EXERCISE BRIEF
The entries below should be quoted exactly, with no pictures carried over.

Source records
----------

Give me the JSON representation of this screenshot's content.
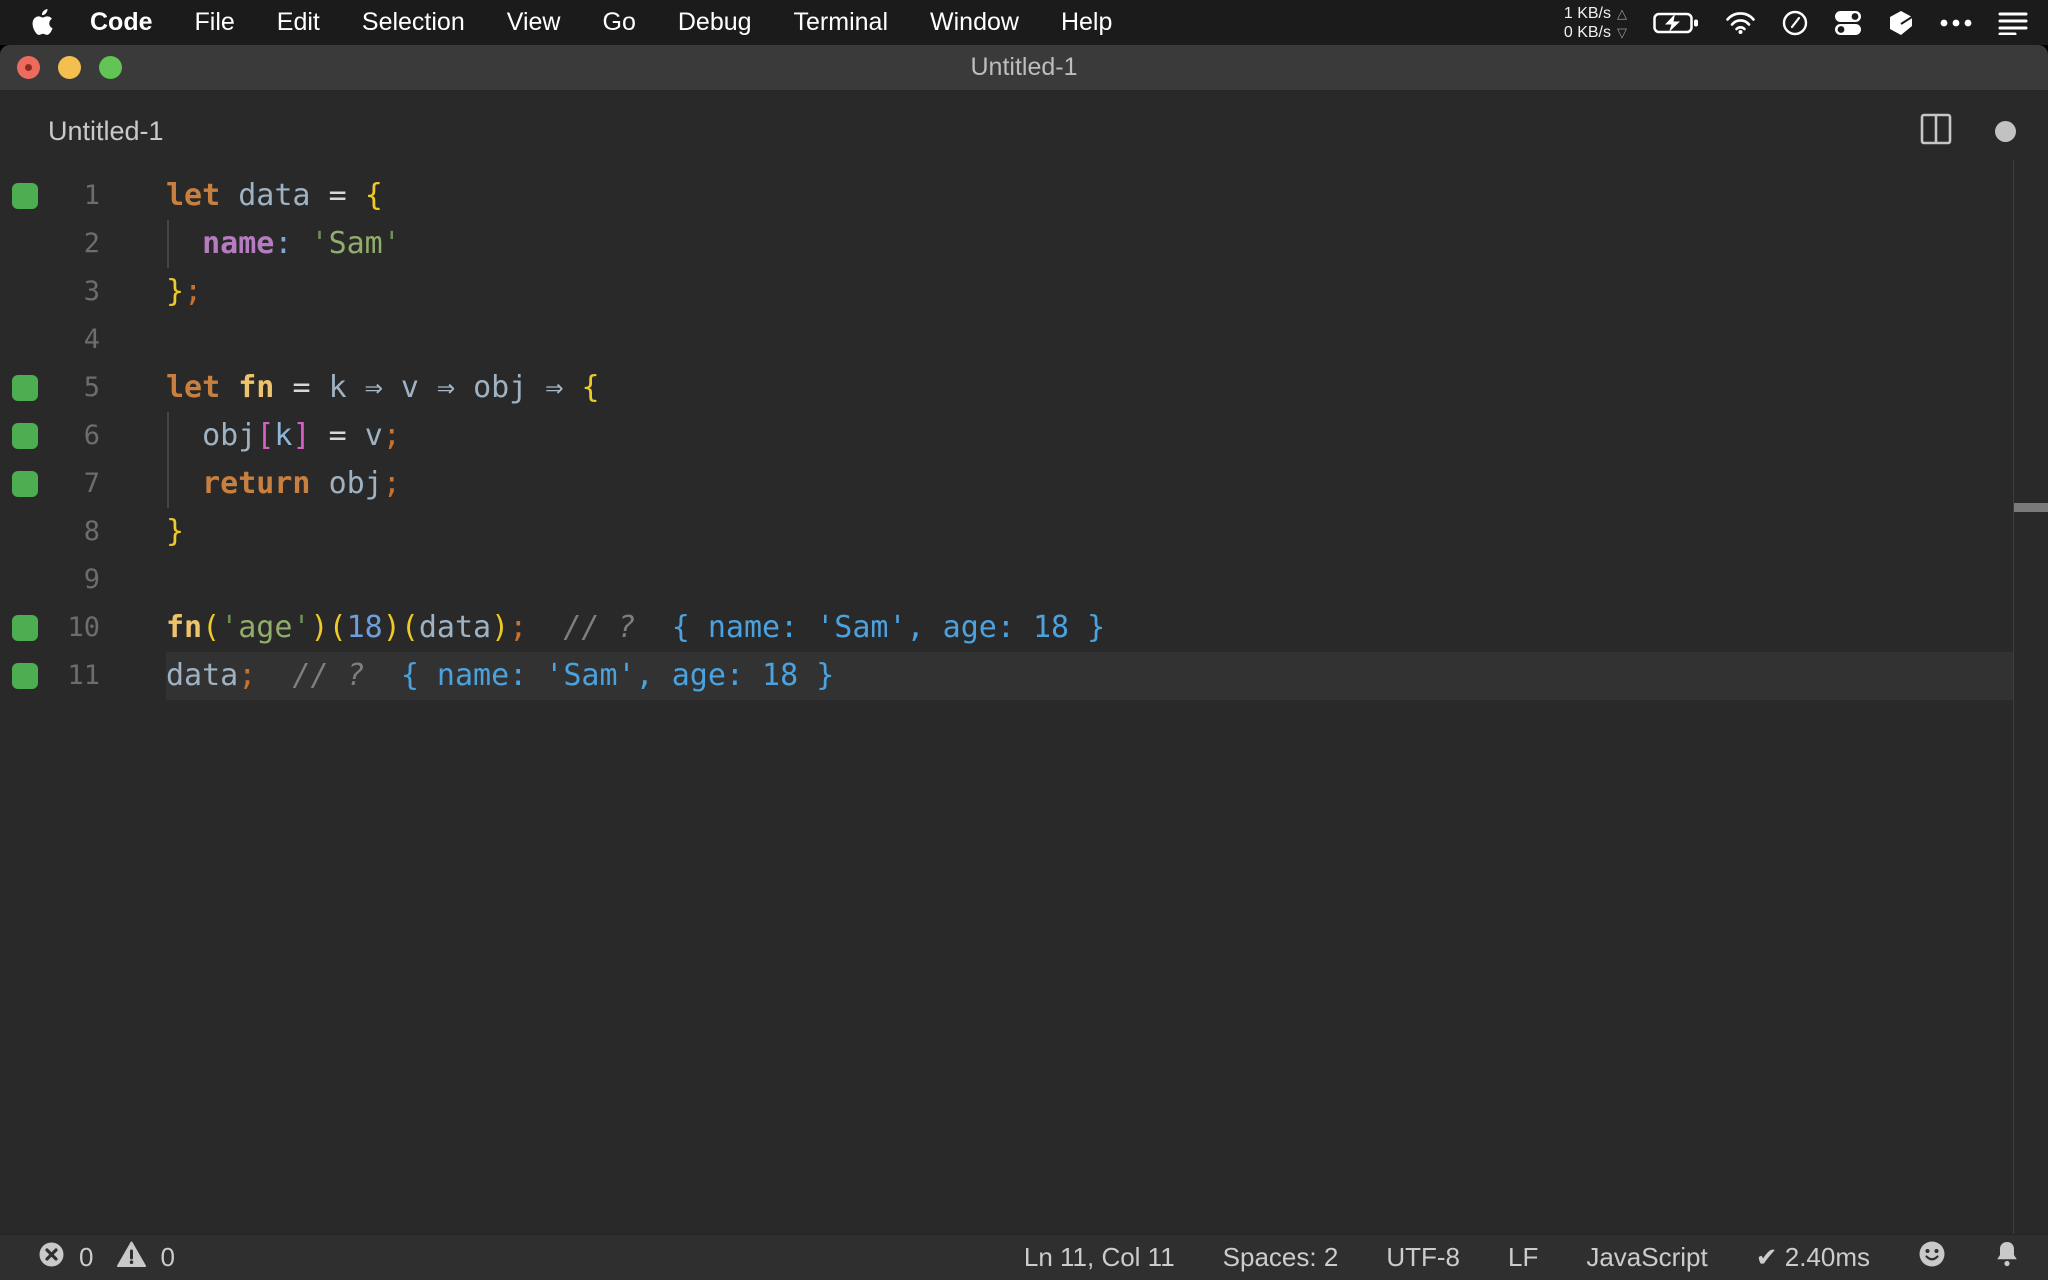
{
  "menu_bar": {
    "app_menu": "Code",
    "items": [
      "File",
      "Edit",
      "Selection",
      "View",
      "Go",
      "Debug",
      "Terminal",
      "Window",
      "Help"
    ],
    "network": {
      "up": "1 KB/s",
      "down": "0 KB/s",
      "up_arrow": "△",
      "down_arrow": "▽"
    }
  },
  "window": {
    "title": "Untitled-1"
  },
  "editor_header": {
    "tab_title": "Untitled-1"
  },
  "editor": {
    "language": "JavaScript",
    "marker_color": "#4cae51",
    "output_color": "#4ba2de",
    "lines": [
      {
        "num": "1",
        "marker": true,
        "guide": false,
        "current": false,
        "tokens": [
          {
            "t": "let",
            "c": "kw"
          },
          {
            "t": " "
          },
          {
            "t": "data",
            "c": "id"
          },
          {
            "t": " "
          },
          {
            "t": "=",
            "c": "op"
          },
          {
            "t": " "
          },
          {
            "t": "{",
            "c": "br"
          }
        ]
      },
      {
        "num": "2",
        "marker": false,
        "guide": true,
        "current": false,
        "tokens": [
          {
            "t": "  "
          },
          {
            "t": "name",
            "c": "prop"
          },
          {
            "t": ":",
            "c": "colon"
          },
          {
            "t": " "
          },
          {
            "t": "'",
            "c": "strq"
          },
          {
            "t": "Sam",
            "c": "str"
          },
          {
            "t": "'",
            "c": "strq"
          }
        ]
      },
      {
        "num": "3",
        "marker": false,
        "guide": false,
        "current": false,
        "tokens": [
          {
            "t": "}",
            "c": "br"
          },
          {
            "t": ";",
            "c": "semi"
          }
        ]
      },
      {
        "num": "4",
        "marker": false,
        "guide": false,
        "current": false,
        "tokens": []
      },
      {
        "num": "5",
        "marker": true,
        "guide": false,
        "current": false,
        "tokens": [
          {
            "t": "let",
            "c": "kw"
          },
          {
            "t": " "
          },
          {
            "t": "fn",
            "c": "fn"
          },
          {
            "t": " "
          },
          {
            "t": "=",
            "c": "op"
          },
          {
            "t": " "
          },
          {
            "t": "k",
            "c": "id"
          },
          {
            "t": " "
          },
          {
            "t": "⇒",
            "c": "arrow"
          },
          {
            "t": " "
          },
          {
            "t": "v",
            "c": "id"
          },
          {
            "t": " "
          },
          {
            "t": "⇒",
            "c": "arrow"
          },
          {
            "t": " "
          },
          {
            "t": "obj",
            "c": "id"
          },
          {
            "t": " "
          },
          {
            "t": "⇒",
            "c": "arrow"
          },
          {
            "t": " "
          },
          {
            "t": "{",
            "c": "br"
          }
        ]
      },
      {
        "num": "6",
        "marker": true,
        "guide": true,
        "current": false,
        "tokens": [
          {
            "t": "  "
          },
          {
            "t": "obj",
            "c": "id"
          },
          {
            "t": "[",
            "c": "brk"
          },
          {
            "t": "k",
            "c": "id2"
          },
          {
            "t": "]",
            "c": "brk"
          },
          {
            "t": " "
          },
          {
            "t": "=",
            "c": "op"
          },
          {
            "t": " "
          },
          {
            "t": "v",
            "c": "id"
          },
          {
            "t": ";",
            "c": "semi"
          }
        ]
      },
      {
        "num": "7",
        "marker": true,
        "guide": true,
        "current": false,
        "tokens": [
          {
            "t": "  "
          },
          {
            "t": "return",
            "c": "kw"
          },
          {
            "t": " "
          },
          {
            "t": "obj",
            "c": "id"
          },
          {
            "t": ";",
            "c": "semi"
          }
        ]
      },
      {
        "num": "8",
        "marker": false,
        "guide": false,
        "current": false,
        "tokens": [
          {
            "t": "}",
            "c": "br"
          }
        ]
      },
      {
        "num": "9",
        "marker": false,
        "guide": false,
        "current": false,
        "tokens": []
      },
      {
        "num": "10",
        "marker": true,
        "guide": false,
        "current": false,
        "tokens": [
          {
            "t": "fn",
            "c": "fn"
          },
          {
            "t": "(",
            "c": "br"
          },
          {
            "t": "'",
            "c": "strq"
          },
          {
            "t": "age",
            "c": "str"
          },
          {
            "t": "'",
            "c": "strq"
          },
          {
            "t": ")",
            "c": "br"
          },
          {
            "t": "(",
            "c": "br"
          },
          {
            "t": "18",
            "c": "num"
          },
          {
            "t": ")",
            "c": "br"
          },
          {
            "t": "(",
            "c": "br"
          },
          {
            "t": "data",
            "c": "id"
          },
          {
            "t": ")",
            "c": "br"
          },
          {
            "t": ";",
            "c": "semi"
          },
          {
            "t": "  "
          },
          {
            "t": "// ?",
            "c": "cmt"
          },
          {
            "t": "  "
          },
          {
            "t": "{ name: 'Sam', age: 18 }",
            "c": "out"
          }
        ]
      },
      {
        "num": "11",
        "marker": true,
        "guide": false,
        "current": true,
        "tokens": [
          {
            "t": "data",
            "c": "id"
          },
          {
            "t": ";",
            "c": "semi"
          },
          {
            "t": "  "
          },
          {
            "t": "// ?",
            "c": "cmt"
          },
          {
            "t": "  "
          },
          {
            "t": "{ name: 'Sam', age: 18 }",
            "c": "out"
          }
        ]
      }
    ]
  },
  "status_bar": {
    "errors": "0",
    "warnings": "0",
    "cursor": "Ln 11, Col 11",
    "indent": "Spaces: 2",
    "encoding": "UTF-8",
    "eol": "LF",
    "language": "JavaScript",
    "perf": "✔ 2.40ms"
  }
}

----------

WRITTEN SOLUTION
Give me the JSON representation of this screenshot's content.
{
  "menu_bar": {
    "app_menu": "Code",
    "items": [
      "File",
      "Edit",
      "Selection",
      "View",
      "Go",
      "Debug",
      "Terminal",
      "Window",
      "Help"
    ],
    "network": {
      "up": "1 KB/s",
      "down": "0 KB/s",
      "up_arrow": "△",
      "down_arrow": "▽"
    }
  },
  "window": {
    "title": "Untitled-1"
  },
  "editor_header": {
    "tab_title": "Untitled-1"
  },
  "editor": {
    "language": "JavaScript",
    "marker_color": "#4cae51",
    "output_color": "#4ba2de",
    "lines": [
      {
        "num": "1",
        "marker": true,
        "guide": false,
        "current": false,
        "tokens": [
          {
            "t": "let",
            "c": "kw"
          },
          {
            "t": " "
          },
          {
            "t": "data",
            "c": "id"
          },
          {
            "t": " "
          },
          {
            "t": "=",
            "c": "op"
          },
          {
            "t": " "
          },
          {
            "t": "{",
            "c": "br"
          }
        ]
      },
      {
        "num": "2",
        "marker": false,
        "guide": true,
        "current": false,
        "tokens": [
          {
            "t": "  "
          },
          {
            "t": "name",
            "c": "prop"
          },
          {
            "t": ":",
            "c": "colon"
          },
          {
            "t": " "
          },
          {
            "t": "'",
            "c": "strq"
          },
          {
            "t": "Sam",
            "c": "str"
          },
          {
            "t": "'",
            "c": "strq"
          }
        ]
      },
      {
        "num": "3",
        "marker": false,
        "guide": false,
        "current": false,
        "tokens": [
          {
            "t": "}",
            "c": "br"
          },
          {
            "t": ";",
            "c": "semi"
          }
        ]
      },
      {
        "num": "4",
        "marker": false,
        "guide": false,
        "current": false,
        "tokens": []
      },
      {
        "num": "5",
        "marker": true,
        "guide": false,
        "current": false,
        "tokens": [
          {
            "t": "let",
            "c": "kw"
          },
          {
            "t": " "
          },
          {
            "t": "fn",
            "c": "fn"
          },
          {
            "t": " "
          },
          {
            "t": "=",
            "c": "op"
          },
          {
            "t": " "
          },
          {
            "t": "k",
            "c": "id"
          },
          {
            "t": " "
          },
          {
            "t": "⇒",
            "c": "arrow"
          },
          {
            "t": " "
          },
          {
            "t": "v",
            "c": "id"
          },
          {
            "t": " "
          },
          {
            "t": "⇒",
            "c": "arrow"
          },
          {
            "t": " "
          },
          {
            "t": "obj",
            "c": "id"
          },
          {
            "t": " "
          },
          {
            "t": "⇒",
            "c": "arrow"
          },
          {
            "t": " "
          },
          {
            "t": "{",
            "c": "br"
          }
        ]
      },
      {
        "num": "6",
        "marker": true,
        "guide": true,
        "current": false,
        "tokens": [
          {
            "t": "  "
          },
          {
            "t": "obj",
            "c": "id"
          },
          {
            "t": "[",
            "c": "brk"
          },
          {
            "t": "k",
            "c": "id2"
          },
          {
            "t": "]",
            "c": "brk"
          },
          {
            "t": " "
          },
          {
            "t": "=",
            "c": "op"
          },
          {
            "t": " "
          },
          {
            "t": "v",
            "c": "id"
          },
          {
            "t": ";",
            "c": "semi"
          }
        ]
      },
      {
        "num": "7",
        "marker": true,
        "guide": true,
        "current": false,
        "tokens": [
          {
            "t": "  "
          },
          {
            "t": "return",
            "c": "kw"
          },
          {
            "t": " "
          },
          {
            "t": "obj",
            "c": "id"
          },
          {
            "t": ";",
            "c": "semi"
          }
        ]
      },
      {
        "num": "8",
        "marker": false,
        "guide": false,
        "current": false,
        "tokens": [
          {
            "t": "}",
            "c": "br"
          }
        ]
      },
      {
        "num": "9",
        "marker": false,
        "guide": false,
        "current": false,
        "tokens": []
      },
      {
        "num": "10",
        "marker": true,
        "guide": false,
        "current": false,
        "tokens": [
          {
            "t": "fn",
            "c": "fn"
          },
          {
            "t": "(",
            "c": "br"
          },
          {
            "t": "'",
            "c": "strq"
          },
          {
            "t": "age",
            "c": "str"
          },
          {
            "t": "'",
            "c": "strq"
          },
          {
            "t": ")",
            "c": "br"
          },
          {
            "t": "(",
            "c": "br"
          },
          {
            "t": "18",
            "c": "num"
          },
          {
            "t": ")",
            "c": "br"
          },
          {
            "t": "(",
            "c": "br"
          },
          {
            "t": "data",
            "c": "id"
          },
          {
            "t": ")",
            "c": "br"
          },
          {
            "t": ";",
            "c": "semi"
          },
          {
            "t": "  "
          },
          {
            "t": "// ?",
            "c": "cmt"
          },
          {
            "t": "  "
          },
          {
            "t": "{ name: 'Sam', age: 18 }",
            "c": "out"
          }
        ]
      },
      {
        "num": "11",
        "marker": true,
        "guide": false,
        "current": true,
        "tokens": [
          {
            "t": "data",
            "c": "id"
          },
          {
            "t": ";",
            "c": "semi"
          },
          {
            "t": "  "
          },
          {
            "t": "// ?",
            "c": "cmt"
          },
          {
            "t": "  "
          },
          {
            "t": "{ name: 'Sam', age: 18 }",
            "c": "out"
          }
        ]
      }
    ]
  },
  "status_bar": {
    "errors": "0",
    "warnings": "0",
    "cursor": "Ln 11, Col 11",
    "indent": "Spaces: 2",
    "encoding": "UTF-8",
    "eol": "LF",
    "language": "JavaScript",
    "perf": "✔ 2.40ms"
  }
}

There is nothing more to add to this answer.